- _Records provided_
* Start *

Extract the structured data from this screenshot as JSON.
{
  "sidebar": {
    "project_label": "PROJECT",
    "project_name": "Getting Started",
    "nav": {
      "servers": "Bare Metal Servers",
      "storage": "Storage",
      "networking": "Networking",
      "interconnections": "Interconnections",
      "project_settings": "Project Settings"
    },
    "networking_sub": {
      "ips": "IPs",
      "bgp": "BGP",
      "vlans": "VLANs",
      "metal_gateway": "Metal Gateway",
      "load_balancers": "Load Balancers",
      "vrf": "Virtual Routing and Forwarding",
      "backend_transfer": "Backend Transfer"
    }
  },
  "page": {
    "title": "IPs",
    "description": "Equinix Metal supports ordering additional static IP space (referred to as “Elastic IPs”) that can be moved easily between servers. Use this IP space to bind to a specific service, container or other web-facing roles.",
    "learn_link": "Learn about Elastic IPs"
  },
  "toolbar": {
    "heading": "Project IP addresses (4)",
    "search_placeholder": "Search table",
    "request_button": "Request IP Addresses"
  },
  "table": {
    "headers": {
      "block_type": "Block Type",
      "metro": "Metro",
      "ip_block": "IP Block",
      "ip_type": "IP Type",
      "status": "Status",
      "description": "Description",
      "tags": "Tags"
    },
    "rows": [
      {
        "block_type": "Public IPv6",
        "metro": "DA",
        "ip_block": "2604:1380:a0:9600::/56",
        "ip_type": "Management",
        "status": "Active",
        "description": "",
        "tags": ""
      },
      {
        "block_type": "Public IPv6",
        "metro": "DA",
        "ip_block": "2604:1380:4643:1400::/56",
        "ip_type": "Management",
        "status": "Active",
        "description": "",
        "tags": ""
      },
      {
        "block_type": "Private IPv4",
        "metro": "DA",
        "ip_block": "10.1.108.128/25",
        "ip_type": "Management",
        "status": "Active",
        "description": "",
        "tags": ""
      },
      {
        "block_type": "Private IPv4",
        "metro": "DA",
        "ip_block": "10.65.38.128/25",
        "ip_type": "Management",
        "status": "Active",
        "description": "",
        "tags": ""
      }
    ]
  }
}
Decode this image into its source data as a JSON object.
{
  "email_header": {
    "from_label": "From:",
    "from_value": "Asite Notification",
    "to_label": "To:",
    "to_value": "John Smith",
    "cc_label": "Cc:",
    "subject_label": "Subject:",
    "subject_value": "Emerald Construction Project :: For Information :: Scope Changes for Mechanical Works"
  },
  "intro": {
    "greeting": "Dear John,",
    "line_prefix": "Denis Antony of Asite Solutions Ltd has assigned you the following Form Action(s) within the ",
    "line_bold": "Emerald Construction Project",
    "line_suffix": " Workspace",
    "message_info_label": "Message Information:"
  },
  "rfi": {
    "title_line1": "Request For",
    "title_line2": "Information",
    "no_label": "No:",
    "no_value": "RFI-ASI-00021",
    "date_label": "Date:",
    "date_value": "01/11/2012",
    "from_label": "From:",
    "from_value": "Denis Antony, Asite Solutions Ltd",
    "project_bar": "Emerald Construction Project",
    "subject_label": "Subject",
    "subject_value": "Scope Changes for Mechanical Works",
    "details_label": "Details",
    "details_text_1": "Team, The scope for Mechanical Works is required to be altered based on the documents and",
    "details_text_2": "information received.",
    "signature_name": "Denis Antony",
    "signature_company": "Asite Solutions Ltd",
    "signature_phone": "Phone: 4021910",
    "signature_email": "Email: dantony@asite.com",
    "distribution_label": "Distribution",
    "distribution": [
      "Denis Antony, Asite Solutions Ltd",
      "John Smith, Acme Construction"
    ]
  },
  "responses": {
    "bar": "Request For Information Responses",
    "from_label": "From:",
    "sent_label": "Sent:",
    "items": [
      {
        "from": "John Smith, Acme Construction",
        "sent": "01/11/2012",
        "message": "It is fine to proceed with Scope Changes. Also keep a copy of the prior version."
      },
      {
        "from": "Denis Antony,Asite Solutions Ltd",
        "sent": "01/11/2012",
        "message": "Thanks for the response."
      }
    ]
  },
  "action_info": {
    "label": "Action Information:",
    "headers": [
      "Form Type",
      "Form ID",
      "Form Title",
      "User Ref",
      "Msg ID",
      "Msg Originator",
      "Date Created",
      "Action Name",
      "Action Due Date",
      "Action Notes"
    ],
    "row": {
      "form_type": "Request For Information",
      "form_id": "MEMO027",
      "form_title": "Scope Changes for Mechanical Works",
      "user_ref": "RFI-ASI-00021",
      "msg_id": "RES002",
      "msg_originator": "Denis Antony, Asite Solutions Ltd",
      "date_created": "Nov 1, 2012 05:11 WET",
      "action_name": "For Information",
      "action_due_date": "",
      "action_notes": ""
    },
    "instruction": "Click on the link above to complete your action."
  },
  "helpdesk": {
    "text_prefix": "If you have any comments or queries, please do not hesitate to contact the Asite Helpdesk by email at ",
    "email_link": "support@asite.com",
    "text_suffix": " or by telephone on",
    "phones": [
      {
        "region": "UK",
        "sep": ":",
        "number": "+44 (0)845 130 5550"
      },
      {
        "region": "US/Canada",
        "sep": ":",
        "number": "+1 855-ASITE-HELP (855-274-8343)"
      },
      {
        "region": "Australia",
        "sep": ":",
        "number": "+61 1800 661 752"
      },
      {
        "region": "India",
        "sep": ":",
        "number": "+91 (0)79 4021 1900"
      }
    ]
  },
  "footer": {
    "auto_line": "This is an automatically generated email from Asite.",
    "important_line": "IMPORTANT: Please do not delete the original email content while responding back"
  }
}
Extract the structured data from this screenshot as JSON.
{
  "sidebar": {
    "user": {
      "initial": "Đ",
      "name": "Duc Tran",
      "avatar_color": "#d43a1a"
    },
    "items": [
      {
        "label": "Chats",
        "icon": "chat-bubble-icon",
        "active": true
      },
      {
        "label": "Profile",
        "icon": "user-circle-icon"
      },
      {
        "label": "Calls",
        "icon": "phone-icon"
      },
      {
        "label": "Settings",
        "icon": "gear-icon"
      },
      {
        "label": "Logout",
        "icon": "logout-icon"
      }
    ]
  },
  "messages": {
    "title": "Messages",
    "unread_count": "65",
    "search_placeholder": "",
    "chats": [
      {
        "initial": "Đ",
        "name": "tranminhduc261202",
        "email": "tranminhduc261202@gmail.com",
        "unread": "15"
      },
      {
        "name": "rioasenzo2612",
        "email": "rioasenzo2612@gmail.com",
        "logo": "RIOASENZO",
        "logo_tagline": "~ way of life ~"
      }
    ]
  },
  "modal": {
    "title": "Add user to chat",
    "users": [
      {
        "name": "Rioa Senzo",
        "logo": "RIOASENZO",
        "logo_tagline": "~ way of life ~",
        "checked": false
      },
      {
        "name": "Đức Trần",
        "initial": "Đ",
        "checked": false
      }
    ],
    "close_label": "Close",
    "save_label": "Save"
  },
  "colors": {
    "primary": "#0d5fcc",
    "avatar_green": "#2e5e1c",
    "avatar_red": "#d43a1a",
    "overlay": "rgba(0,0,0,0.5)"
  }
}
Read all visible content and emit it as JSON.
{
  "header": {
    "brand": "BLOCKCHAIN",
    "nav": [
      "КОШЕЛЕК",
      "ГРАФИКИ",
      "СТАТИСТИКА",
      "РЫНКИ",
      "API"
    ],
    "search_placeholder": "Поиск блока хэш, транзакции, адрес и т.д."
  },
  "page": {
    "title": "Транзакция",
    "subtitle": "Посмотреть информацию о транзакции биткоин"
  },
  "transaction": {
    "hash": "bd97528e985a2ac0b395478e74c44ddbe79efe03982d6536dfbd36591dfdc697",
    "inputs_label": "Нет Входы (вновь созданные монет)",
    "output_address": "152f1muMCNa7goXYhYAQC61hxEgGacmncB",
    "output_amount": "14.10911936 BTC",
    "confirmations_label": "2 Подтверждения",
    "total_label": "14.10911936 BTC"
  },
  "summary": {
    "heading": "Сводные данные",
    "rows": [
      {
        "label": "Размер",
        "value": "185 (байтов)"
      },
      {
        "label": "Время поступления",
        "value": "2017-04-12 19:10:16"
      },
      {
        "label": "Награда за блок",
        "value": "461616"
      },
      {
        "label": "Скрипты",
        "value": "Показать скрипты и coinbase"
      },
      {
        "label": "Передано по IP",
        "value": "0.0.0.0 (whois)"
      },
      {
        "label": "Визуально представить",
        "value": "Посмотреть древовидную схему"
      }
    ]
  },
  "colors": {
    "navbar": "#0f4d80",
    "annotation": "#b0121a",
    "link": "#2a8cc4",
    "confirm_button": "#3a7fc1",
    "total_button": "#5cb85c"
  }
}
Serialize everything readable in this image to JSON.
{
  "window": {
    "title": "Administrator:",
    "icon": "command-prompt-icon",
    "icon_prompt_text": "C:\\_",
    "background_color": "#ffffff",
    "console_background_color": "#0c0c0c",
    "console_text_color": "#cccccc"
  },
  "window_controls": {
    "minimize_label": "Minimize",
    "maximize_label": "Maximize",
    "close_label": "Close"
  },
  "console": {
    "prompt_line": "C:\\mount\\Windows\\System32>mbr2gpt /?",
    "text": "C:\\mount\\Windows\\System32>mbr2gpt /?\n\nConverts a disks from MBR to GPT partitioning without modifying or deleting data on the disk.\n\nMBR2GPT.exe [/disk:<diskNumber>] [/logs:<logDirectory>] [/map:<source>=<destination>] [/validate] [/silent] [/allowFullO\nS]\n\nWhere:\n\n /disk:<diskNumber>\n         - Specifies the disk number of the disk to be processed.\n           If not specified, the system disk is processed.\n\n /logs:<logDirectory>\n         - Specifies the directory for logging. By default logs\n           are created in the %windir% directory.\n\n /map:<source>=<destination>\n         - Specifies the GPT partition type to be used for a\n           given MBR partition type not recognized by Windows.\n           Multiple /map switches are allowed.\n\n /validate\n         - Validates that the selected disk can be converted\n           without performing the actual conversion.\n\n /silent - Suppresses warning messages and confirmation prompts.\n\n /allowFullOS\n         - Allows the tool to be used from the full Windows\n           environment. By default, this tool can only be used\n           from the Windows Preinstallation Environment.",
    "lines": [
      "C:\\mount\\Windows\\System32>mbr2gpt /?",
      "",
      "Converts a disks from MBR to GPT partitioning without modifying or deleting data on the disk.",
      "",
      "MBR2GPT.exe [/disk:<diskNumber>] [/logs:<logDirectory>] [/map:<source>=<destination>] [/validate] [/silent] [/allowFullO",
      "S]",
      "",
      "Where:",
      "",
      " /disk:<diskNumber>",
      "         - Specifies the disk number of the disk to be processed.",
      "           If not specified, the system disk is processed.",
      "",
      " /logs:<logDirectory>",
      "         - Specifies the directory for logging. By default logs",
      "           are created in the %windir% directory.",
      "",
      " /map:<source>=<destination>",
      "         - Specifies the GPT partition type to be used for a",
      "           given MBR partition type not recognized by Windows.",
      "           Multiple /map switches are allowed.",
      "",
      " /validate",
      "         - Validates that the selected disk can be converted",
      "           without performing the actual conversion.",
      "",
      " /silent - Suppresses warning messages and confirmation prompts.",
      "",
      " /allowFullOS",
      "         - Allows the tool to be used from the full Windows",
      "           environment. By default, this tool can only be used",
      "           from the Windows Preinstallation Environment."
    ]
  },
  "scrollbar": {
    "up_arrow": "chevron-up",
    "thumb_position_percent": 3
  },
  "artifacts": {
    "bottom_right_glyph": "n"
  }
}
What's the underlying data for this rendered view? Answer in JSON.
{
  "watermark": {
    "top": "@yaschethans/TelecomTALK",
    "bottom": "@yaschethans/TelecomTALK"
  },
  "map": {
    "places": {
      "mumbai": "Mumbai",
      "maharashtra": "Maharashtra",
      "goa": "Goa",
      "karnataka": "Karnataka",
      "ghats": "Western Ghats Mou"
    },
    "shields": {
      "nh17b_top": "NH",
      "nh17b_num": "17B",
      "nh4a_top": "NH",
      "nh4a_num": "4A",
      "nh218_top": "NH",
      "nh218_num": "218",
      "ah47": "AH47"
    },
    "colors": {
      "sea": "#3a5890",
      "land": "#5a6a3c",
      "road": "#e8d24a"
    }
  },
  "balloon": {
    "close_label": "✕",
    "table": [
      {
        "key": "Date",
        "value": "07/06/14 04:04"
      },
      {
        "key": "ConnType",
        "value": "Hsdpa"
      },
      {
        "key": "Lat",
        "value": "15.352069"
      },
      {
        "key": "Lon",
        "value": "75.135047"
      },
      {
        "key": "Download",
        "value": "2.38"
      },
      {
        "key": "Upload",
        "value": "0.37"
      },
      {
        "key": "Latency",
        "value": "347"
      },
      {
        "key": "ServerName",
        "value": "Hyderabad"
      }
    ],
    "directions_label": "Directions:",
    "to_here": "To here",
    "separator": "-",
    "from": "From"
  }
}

* End *

- _What you will do_
Provide solely the number of lines in the data that include the word "Validates".

- _Expected answer_
2